Job
Copy each line of the data below with the word "Spreadsheet".

Supplied entries

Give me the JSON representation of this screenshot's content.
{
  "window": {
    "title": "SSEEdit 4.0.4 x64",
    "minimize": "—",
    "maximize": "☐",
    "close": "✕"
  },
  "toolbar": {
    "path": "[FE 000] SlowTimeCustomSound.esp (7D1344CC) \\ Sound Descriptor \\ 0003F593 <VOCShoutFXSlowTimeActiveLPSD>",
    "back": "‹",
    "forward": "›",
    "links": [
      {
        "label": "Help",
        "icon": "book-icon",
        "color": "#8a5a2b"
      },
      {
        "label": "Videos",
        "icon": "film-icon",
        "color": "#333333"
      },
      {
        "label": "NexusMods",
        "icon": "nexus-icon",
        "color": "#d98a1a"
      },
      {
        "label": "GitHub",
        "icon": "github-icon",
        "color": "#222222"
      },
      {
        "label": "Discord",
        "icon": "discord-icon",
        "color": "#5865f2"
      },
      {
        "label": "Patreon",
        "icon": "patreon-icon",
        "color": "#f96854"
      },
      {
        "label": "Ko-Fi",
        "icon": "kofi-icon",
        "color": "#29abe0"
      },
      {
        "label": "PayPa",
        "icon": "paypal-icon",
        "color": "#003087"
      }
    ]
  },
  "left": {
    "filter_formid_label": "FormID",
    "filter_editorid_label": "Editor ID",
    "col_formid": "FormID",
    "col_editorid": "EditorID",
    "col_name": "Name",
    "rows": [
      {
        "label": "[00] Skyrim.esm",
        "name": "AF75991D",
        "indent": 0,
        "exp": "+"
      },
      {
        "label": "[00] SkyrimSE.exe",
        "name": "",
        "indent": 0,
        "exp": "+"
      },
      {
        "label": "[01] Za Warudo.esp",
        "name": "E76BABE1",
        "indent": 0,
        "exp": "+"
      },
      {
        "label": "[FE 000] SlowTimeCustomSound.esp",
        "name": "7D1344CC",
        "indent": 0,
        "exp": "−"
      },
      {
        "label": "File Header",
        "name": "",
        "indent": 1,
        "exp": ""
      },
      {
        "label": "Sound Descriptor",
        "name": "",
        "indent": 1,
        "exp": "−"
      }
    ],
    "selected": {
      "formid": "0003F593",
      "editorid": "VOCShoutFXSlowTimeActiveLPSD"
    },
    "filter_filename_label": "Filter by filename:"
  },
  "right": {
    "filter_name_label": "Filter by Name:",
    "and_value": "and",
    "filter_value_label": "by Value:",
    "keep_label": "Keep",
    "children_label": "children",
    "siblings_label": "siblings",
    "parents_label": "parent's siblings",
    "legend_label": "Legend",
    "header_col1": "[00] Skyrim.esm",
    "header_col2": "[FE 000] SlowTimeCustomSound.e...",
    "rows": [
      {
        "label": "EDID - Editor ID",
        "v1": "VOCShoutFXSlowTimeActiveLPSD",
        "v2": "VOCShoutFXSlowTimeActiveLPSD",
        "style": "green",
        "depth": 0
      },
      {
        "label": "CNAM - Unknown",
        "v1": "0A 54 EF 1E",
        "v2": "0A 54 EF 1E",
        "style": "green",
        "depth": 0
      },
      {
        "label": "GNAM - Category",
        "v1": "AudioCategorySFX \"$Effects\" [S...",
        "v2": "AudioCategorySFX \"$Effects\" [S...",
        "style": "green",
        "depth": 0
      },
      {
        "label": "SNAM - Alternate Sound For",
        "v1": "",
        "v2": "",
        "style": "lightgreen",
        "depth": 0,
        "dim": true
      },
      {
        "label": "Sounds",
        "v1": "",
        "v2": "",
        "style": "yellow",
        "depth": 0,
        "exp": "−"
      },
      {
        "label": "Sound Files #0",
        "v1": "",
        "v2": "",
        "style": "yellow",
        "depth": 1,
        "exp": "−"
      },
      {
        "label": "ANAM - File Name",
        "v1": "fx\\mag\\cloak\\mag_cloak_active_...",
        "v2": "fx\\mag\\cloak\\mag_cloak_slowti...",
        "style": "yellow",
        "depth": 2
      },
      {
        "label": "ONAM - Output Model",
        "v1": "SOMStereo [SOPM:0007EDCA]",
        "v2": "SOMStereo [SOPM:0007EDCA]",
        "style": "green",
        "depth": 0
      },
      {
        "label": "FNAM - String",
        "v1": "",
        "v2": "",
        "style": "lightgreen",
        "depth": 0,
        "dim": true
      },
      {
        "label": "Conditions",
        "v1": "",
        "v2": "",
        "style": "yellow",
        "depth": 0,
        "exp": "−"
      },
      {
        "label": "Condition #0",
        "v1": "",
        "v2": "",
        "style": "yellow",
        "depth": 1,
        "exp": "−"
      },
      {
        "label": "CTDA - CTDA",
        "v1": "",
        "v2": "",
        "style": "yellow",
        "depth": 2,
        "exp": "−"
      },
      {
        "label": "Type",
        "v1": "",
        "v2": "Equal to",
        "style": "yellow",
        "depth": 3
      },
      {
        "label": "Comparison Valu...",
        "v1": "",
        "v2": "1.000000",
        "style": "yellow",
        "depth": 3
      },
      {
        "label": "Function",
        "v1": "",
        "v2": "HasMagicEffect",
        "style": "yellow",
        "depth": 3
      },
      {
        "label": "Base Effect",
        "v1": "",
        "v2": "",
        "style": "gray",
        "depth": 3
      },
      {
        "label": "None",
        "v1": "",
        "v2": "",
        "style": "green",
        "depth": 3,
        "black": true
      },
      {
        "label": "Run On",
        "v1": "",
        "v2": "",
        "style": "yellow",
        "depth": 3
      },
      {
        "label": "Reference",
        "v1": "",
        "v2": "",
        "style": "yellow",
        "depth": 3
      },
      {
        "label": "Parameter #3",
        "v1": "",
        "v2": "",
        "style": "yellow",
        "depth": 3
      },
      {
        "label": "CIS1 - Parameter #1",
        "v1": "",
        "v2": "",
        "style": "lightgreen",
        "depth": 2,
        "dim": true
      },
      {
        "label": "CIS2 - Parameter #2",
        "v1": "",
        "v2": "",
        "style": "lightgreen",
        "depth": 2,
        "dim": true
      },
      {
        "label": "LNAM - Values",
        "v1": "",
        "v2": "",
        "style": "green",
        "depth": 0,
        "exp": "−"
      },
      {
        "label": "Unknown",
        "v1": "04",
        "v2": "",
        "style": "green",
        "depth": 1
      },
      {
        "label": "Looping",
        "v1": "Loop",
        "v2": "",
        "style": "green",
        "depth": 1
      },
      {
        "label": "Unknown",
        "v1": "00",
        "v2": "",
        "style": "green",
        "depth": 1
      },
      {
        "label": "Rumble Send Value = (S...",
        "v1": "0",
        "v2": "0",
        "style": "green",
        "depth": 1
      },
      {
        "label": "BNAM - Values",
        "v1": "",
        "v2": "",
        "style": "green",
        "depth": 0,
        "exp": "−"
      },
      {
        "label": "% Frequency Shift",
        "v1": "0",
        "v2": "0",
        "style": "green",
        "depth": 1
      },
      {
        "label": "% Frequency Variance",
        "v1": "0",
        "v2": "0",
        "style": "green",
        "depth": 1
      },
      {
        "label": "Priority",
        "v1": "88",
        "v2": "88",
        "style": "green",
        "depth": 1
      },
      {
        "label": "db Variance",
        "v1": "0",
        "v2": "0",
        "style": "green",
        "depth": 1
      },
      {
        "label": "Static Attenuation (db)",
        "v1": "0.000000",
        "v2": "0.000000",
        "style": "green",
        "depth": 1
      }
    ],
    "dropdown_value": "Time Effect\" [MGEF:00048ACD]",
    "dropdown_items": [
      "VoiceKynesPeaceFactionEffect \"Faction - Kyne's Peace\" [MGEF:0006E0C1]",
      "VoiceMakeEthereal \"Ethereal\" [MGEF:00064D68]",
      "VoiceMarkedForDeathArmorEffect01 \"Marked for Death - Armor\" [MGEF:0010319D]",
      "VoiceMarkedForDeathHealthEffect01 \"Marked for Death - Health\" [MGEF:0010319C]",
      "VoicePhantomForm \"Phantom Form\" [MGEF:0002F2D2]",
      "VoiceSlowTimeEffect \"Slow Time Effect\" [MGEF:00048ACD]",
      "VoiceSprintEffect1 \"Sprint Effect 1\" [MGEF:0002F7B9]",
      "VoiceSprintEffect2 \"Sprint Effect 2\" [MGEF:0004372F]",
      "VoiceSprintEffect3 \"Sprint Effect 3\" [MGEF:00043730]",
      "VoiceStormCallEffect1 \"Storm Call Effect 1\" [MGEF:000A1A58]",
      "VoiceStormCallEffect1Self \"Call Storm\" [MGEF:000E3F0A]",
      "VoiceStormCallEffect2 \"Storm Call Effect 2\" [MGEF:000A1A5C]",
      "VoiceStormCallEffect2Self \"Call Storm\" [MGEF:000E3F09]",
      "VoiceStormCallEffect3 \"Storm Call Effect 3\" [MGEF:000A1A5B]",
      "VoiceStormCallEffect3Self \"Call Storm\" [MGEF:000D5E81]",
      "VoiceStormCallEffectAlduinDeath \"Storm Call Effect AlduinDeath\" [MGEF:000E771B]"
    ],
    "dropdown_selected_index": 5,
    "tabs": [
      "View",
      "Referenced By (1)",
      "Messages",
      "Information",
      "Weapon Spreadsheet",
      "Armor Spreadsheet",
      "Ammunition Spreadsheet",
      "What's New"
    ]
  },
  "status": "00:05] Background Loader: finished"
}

Result
      "Weapon Spreadsheet",
      "Armor Spreadsheet",
      "Ammunition Spreadsheet",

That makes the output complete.